TASK DIRECTIONS → Your task is to restate the data word for word.

Figure content listings

───

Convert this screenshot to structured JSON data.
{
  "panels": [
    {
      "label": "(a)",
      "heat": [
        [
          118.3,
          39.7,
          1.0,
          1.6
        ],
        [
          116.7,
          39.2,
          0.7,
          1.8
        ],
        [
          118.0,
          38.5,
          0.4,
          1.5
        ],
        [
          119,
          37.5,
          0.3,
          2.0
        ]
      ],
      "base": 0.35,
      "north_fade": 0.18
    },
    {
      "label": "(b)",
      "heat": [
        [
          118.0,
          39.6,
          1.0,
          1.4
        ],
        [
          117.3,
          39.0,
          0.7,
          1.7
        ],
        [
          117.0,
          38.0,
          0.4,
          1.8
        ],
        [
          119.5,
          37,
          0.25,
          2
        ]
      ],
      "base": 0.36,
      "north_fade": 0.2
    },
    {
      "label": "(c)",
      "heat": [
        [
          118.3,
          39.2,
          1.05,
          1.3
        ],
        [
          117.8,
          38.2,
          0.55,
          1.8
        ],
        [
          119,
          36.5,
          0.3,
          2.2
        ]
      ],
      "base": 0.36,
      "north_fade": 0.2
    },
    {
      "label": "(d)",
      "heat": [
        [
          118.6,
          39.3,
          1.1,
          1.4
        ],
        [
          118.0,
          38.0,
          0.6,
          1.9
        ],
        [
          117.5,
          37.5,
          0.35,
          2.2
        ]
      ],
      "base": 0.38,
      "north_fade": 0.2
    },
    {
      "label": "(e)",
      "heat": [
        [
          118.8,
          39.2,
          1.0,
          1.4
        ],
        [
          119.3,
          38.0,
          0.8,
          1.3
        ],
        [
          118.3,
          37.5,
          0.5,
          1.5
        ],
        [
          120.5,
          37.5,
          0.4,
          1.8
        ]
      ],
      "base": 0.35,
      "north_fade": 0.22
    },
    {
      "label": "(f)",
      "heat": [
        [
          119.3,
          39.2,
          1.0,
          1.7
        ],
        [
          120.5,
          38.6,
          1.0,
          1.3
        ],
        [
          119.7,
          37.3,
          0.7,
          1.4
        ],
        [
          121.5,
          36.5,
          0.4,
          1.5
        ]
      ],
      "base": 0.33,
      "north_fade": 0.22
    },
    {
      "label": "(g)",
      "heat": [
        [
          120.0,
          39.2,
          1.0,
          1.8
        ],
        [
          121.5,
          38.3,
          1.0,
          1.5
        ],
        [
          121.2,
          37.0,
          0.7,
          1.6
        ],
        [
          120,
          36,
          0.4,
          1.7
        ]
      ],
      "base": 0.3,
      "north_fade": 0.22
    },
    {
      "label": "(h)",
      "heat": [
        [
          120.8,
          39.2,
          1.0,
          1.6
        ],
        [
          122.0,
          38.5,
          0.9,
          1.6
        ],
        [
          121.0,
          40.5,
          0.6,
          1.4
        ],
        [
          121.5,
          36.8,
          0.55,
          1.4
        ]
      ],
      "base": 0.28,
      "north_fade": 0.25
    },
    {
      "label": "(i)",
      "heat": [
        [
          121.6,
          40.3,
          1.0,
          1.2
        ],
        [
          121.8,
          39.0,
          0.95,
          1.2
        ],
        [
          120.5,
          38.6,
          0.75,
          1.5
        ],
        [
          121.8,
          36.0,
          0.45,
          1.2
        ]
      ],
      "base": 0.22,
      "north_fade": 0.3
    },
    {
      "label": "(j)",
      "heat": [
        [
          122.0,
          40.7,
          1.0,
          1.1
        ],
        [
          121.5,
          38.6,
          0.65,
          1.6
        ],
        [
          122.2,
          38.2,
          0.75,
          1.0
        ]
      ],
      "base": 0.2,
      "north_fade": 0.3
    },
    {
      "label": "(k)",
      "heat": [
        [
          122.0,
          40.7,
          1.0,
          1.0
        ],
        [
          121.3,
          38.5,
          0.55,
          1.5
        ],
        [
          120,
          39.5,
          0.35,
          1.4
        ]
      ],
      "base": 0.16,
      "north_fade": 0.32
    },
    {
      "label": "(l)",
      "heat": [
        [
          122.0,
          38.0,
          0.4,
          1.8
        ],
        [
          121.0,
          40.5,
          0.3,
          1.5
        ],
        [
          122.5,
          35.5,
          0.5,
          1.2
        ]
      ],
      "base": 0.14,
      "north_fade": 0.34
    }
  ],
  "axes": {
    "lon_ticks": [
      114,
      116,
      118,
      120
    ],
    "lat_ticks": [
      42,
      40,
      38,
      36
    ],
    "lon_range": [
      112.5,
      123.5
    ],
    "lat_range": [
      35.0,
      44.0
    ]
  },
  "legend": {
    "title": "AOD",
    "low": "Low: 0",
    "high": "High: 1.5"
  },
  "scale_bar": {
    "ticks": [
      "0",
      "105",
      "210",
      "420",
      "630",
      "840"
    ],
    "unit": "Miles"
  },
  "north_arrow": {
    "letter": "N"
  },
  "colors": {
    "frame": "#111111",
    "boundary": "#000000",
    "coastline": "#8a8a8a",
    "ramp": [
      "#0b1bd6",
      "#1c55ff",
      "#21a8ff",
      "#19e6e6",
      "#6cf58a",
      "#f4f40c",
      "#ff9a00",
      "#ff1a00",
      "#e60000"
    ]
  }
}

───

THE SOLUTION →
Convert this screenshot to structured JSON data.
{
  "panels": [
    {
      "label": "(a)",
      "heat": [
        [
          118.3,
          39.7,
          1.0,
          1.6
        ],
        [
          116.7,
          39.2,
          0.7,
          1.8
        ],
        [
          118.0,
          38.5,
          0.4,
          1.5
        ],
        [
          119,
          37.5,
          0.3,
          2.0
        ]
      ],
      "base": 0.35,
      "north_fade": 0.18
    },
    {
      "label": "(b)",
      "heat": [
        [
          118.0,
          39.6,
          1.0,
          1.4
        ],
        [
          117.3,
          39.0,
          0.7,
          1.7
        ],
        [
          117.0,
          38.0,
          0.4,
          1.8
        ],
        [
          119.5,
          37,
          0.25,
          2
        ]
      ],
      "base": 0.36,
      "north_fade": 0.2
    },
    {
      "label": "(c)",
      "heat": [
        [
          118.3,
          39.2,
          1.05,
          1.3
        ],
        [
          117.8,
          38.2,
          0.55,
          1.8
        ],
        [
          119,
          36.5,
          0.3,
          2.2
        ]
      ],
      "base": 0.36,
      "north_fade": 0.2
    },
    {
      "label": "(d)",
      "heat": [
        [
          118.6,
          39.3,
          1.1,
          1.4
        ],
        [
          118.0,
          38.0,
          0.6,
          1.9
        ],
        [
          117.5,
          37.5,
          0.35,
          2.2
        ]
      ],
      "base": 0.38,
      "north_fade": 0.2
    },
    {
      "label": "(e)",
      "heat": [
        [
          118.8,
          39.2,
          1.0,
          1.4
        ],
        [
          119.3,
          38.0,
          0.8,
          1.3
        ],
        [
          118.3,
          37.5,
          0.5,
          1.5
        ],
        [
          120.5,
          37.5,
          0.4,
          1.8
        ]
      ],
      "base": 0.35,
      "north_fade": 0.22
    },
    {
      "label": "(f)",
      "heat": [
        [
          119.3,
          39.2,
          1.0,
          1.7
        ],
        [
          120.5,
          38.6,
          1.0,
          1.3
        ],
        [
          119.7,
          37.3,
          0.7,
          1.4
        ],
        [
          121.5,
          36.5,
          0.4,
          1.5
        ]
      ],
      "base": 0.33,
      "north_fade": 0.22
    },
    {
      "label": "(g)",
      "heat": [
        [
          120.0,
          39.2,
          1.0,
          1.8
        ],
        [
          121.5,
          38.3,
          1.0,
          1.5
        ],
        [
          121.2,
          37.0,
          0.7,
          1.6
        ],
        [
          120,
          36,
          0.4,
          1.7
        ]
      ],
      "base": 0.3,
      "north_fade": 0.22
    },
    {
      "label": "(h)",
      "heat": [
        [
          120.8,
          39.2,
          1.0,
          1.6
        ],
        [
          122.0,
          38.5,
          0.9,
          1.6
        ],
        [
          121.0,
          40.5,
          0.6,
          1.4
        ],
        [
          121.5,
          36.8,
          0.55,
          1.4
        ]
      ],
      "base": 0.28,
      "north_fade": 0.25
    },
    {
      "label": "(i)",
      "heat": [
        [
          121.6,
          40.3,
          1.0,
          1.2
        ],
        [
          121.8,
          39.0,
          0.95,
          1.2
        ],
        [
          120.5,
          38.6,
          0.75,
          1.5
        ],
        [
          121.8,
          36.0,
          0.45,
          1.2
        ]
      ],
      "base": 0.22,
      "north_fade": 0.3
    },
    {
      "label": "(j)",
      "heat": [
        [
          122.0,
          40.7,
          1.0,
          1.1
        ],
        [
          121.5,
          38.6,
          0.65,
          1.6
        ],
        [
          122.2,
          38.2,
          0.75,
          1.0
        ]
      ],
      "base": 0.2,
      "north_fade": 0.3
    },
    {
      "label": "(k)",
      "heat": [
        [
          122.0,
          40.7,
          1.0,
          1.0
        ],
        [
          121.3,
          38.5,
          0.55,
          1.5
        ],
        [
          120,
          39.5,
          0.35,
          1.4
        ]
      ],
      "base": 0.16,
      "north_fade": 0.32
    },
    {
      "label": "(l)",
      "heat": [
        [
          122.0,
          38.0,
          0.4,
          1.8
        ],
        [
          121.0,
          40.5,
          0.3,
          1.5
        ],
        [
          122.5,
          35.5,
          0.5,
          1.2
        ]
      ],
      "base": 0.14,
      "north_fade": 0.34
    }
  ],
  "axes": {
    "lon_ticks": [
      114,
      116,
      118,
      120
    ],
    "lat_ticks": [
      42,
      40,
      38,
      36
    ],
    "lon_range": [
      112.5,
      123.5
    ],
    "lat_range": [
      35.0,
      44.0
    ]
  },
  "legend": {
    "title": "AOD",
    "low": "Low: 0",
    "high": "High: 1.5"
  },
  "scale_bar": {
    "ticks": [
      "0",
      "105",
      "210",
      "420",
      "630",
      "840"
    ],
    "unit": "Miles"
  },
  "north_arrow": {
    "letter": "N"
  },
  "colors": {
    "frame": "#111111",
    "boundary": "#000000",
    "coastline": "#8a8a8a",
    "ramp": [
      "#0b1bd6",
      "#1c55ff",
      "#21a8ff",
      "#19e6e6",
      "#6cf58a",
      "#f4f40c",
      "#ff9a00",
      "#ff1a00",
      "#e60000"
    ]
  }
}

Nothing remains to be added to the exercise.